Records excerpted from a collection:

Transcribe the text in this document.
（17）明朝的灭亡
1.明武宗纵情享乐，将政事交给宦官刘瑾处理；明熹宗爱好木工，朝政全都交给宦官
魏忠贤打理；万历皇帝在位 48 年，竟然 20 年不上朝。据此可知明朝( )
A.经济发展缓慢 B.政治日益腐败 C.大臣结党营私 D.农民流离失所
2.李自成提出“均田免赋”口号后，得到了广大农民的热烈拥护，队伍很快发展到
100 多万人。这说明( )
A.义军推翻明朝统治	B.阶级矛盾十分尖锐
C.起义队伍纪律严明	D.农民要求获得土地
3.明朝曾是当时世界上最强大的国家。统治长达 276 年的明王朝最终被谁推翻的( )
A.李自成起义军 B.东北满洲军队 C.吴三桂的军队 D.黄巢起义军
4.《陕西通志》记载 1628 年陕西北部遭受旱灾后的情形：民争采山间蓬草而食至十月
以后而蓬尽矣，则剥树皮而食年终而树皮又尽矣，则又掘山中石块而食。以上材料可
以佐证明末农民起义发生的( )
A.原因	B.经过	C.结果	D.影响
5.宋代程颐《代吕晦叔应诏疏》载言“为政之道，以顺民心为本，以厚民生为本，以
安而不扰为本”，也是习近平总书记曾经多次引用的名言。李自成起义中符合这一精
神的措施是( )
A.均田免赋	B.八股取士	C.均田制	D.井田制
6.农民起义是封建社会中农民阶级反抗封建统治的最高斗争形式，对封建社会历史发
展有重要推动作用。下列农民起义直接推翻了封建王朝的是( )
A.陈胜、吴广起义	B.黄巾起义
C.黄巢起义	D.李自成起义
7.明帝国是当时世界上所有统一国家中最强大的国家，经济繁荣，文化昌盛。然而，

REQUIRED TASK
Only lines with the word "均田免赋" should be collected from the material.

COMPLETED TASK
2.李自成提出“均田免赋”口号后，得到了广大农民的热烈拥护，队伍很快发展到
A.均田免赋	B.八股取士	C.均田制	D.井田制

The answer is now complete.